(Figure record listings)

--- --- ---

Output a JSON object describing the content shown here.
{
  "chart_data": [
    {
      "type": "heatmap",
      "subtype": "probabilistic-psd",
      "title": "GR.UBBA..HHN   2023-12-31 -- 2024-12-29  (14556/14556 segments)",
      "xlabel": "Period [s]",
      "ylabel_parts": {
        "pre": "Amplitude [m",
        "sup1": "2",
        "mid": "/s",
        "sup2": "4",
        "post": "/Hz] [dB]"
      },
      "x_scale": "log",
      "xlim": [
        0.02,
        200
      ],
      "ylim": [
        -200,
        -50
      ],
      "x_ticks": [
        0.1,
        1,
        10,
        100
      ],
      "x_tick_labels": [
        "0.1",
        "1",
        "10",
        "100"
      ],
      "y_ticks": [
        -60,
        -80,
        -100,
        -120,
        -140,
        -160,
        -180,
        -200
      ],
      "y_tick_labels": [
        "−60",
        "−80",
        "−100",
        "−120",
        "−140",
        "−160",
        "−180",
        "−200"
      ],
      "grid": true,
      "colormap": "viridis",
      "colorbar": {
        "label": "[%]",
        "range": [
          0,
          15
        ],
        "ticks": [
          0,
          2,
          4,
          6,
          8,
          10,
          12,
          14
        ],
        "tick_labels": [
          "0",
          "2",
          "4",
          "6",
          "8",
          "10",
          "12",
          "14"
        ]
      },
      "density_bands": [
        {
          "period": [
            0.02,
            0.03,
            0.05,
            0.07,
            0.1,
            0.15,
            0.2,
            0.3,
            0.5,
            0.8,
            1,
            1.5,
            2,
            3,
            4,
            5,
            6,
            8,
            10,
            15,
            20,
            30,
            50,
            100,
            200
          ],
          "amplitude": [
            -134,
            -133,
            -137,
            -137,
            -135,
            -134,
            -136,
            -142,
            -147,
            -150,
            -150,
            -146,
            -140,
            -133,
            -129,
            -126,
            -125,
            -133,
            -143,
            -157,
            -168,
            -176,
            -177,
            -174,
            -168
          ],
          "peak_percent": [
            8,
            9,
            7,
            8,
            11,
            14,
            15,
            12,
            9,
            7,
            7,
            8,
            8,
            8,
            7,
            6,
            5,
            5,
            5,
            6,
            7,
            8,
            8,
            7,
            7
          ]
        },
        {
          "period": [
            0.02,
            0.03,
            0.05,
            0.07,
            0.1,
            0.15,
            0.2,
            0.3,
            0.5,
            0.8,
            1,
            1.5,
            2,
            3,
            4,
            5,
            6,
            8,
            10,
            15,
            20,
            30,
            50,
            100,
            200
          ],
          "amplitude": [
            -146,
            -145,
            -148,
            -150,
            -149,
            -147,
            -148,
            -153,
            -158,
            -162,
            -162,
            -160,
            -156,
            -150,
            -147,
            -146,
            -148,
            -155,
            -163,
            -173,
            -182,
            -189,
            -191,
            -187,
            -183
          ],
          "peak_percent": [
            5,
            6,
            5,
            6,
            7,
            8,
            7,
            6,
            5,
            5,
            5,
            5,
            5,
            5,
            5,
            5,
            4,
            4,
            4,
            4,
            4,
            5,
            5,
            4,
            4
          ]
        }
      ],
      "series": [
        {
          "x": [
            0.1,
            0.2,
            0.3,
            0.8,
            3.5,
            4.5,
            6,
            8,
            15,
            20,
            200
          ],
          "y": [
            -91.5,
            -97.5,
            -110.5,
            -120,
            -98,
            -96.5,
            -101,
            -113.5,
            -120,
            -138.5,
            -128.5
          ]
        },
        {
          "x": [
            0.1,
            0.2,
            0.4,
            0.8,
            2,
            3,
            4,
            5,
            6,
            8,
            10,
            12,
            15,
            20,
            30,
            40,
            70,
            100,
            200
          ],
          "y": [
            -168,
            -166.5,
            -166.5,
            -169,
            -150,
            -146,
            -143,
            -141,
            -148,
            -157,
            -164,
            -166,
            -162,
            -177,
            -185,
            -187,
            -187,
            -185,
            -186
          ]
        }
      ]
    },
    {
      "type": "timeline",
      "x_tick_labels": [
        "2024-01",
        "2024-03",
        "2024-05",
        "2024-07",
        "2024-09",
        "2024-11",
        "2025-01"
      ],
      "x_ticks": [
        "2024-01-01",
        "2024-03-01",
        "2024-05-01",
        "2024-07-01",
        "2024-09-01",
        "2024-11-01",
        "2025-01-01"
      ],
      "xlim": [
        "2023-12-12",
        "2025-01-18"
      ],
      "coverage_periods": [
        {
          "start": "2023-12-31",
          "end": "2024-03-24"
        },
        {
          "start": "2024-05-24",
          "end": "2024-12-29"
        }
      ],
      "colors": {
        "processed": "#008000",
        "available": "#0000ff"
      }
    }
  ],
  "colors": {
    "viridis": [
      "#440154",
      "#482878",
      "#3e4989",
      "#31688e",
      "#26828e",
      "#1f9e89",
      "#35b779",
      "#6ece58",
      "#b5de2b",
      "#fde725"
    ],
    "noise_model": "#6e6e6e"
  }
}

--- --- ---

WHAT IS REQUIRED: Every line above should be retyped exactly as given.

ANSWER TO THE PROBLEM:
Output a JSON object describing the content shown here.
{
  "chart_data": [
    {
      "type": "heatmap",
      "subtype": "probabilistic-psd",
      "title": "GR.UBBA..HHN   2023-12-31 -- 2024-12-29  (14556/14556 segments)",
      "xlabel": "Period [s]",
      "ylabel_parts": {
        "pre": "Amplitude [m",
        "sup1": "2",
        "mid": "/s",
        "sup2": "4",
        "post": "/Hz] [dB]"
      },
      "x_scale": "log",
      "xlim": [
        0.02,
        200
      ],
      "ylim": [
        -200,
        -50
      ],
      "x_ticks": [
        0.1,
        1,
        10,
        100
      ],
      "x_tick_labels": [
        "0.1",
        "1",
        "10",
        "100"
      ],
      "y_ticks": [
        -60,
        -80,
        -100,
        -120,
        -140,
        -160,
        -180,
        -200
      ],
      "y_tick_labels": [
        "−60",
        "−80",
        "−100",
        "−120",
        "−140",
        "−160",
        "−180",
        "−200"
      ],
      "grid": true,
      "colormap": "viridis",
      "colorbar": {
        "label": "[%]",
        "range": [
          0,
          15
        ],
        "ticks": [
          0,
          2,
          4,
          6,
          8,
          10,
          12,
          14
        ],
        "tick_labels": [
          "0",
          "2",
          "4",
          "6",
          "8",
          "10",
          "12",
          "14"
        ]
      },
      "density_bands": [
        {
          "period": [
            0.02,
            0.03,
            0.05,
            0.07,
            0.1,
            0.15,
            0.2,
            0.3,
            0.5,
            0.8,
            1,
            1.5,
            2,
            3,
            4,
            5,
            6,
            8,
            10,
            15,
            20,
            30,
            50,
            100,
            200
          ],
          "amplitude": [
            -134,
            -133,
            -137,
            -137,
            -135,
            -134,
            -136,
            -142,
            -147,
            -150,
            -150,
            -146,
            -140,
            -133,
            -129,
            -126,
            -125,
            -133,
            -143,
            -157,
            -168,
            -176,
            -177,
            -174,
            -168
          ],
          "peak_percent": [
            8,
            9,
            7,
            8,
            11,
            14,
            15,
            12,
            9,
            7,
            7,
            8,
            8,
            8,
            7,
            6,
            5,
            5,
            5,
            6,
            7,
            8,
            8,
            7,
            7
          ]
        },
        {
          "period": [
            0.02,
            0.03,
            0.05,
            0.07,
            0.1,
            0.15,
            0.2,
            0.3,
            0.5,
            0.8,
            1,
            1.5,
            2,
            3,
            4,
            5,
            6,
            8,
            10,
            15,
            20,
            30,
            50,
            100,
            200
          ],
          "amplitude": [
            -146,
            -145,
            -148,
            -150,
            -149,
            -147,
            -148,
            -153,
            -158,
            -162,
            -162,
            -160,
            -156,
            -150,
            -147,
            -146,
            -148,
            -155,
            -163,
            -173,
            -182,
            -189,
            -191,
            -187,
            -183
          ],
          "peak_percent": [
            5,
            6,
            5,
            6,
            7,
            8,
            7,
            6,
            5,
            5,
            5,
            5,
            5,
            5,
            5,
            5,
            4,
            4,
            4,
            4,
            4,
            5,
            5,
            4,
            4
          ]
        }
      ],
      "series": [
        {
          "x": [
            0.1,
            0.2,
            0.3,
            0.8,
            3.5,
            4.5,
            6,
            8,
            15,
            20,
            200
          ],
          "y": [
            -91.5,
            -97.5,
            -110.5,
            -120,
            -98,
            -96.5,
            -101,
            -113.5,
            -120,
            -138.5,
            -128.5
          ]
        },
        {
          "x": [
            0.1,
            0.2,
            0.4,
            0.8,
            2,
            3,
            4,
            5,
            6,
            8,
            10,
            12,
            15,
            20,
            30,
            40,
            70,
            100,
            200
          ],
          "y": [
            -168,
            -166.5,
            -166.5,
            -169,
            -150,
            -146,
            -143,
            -141,
            -148,
            -157,
            -164,
            -166,
            -162,
            -177,
            -185,
            -187,
            -187,
            -185,
            -186
          ]
        }
      ]
    },
    {
      "type": "timeline",
      "x_tick_labels": [
        "2024-01",
        "2024-03",
        "2024-05",
        "2024-07",
        "2024-09",
        "2024-11",
        "2025-01"
      ],
      "x_ticks": [
        "2024-01-01",
        "2024-03-01",
        "2024-05-01",
        "2024-07-01",
        "2024-09-01",
        "2024-11-01",
        "2025-01-01"
      ],
      "xlim": [
        "2023-12-12",
        "2025-01-18"
      ],
      "coverage_periods": [
        {
          "start": "2023-12-31",
          "end": "2024-03-24"
        },
        {
          "start": "2024-05-24",
          "end": "2024-12-29"
        }
      ],
      "colors": {
        "processed": "#008000",
        "available": "#0000ff"
      }
    }
  ],
  "colors": {
    "viridis": [
      "#440154",
      "#482878",
      "#3e4989",
      "#31688e",
      "#26828e",
      "#1f9e89",
      "#35b779",
      "#6ece58",
      "#b5de2b",
      "#fde725"
    ],
    "noise_model": "#6e6e6e"
  }
}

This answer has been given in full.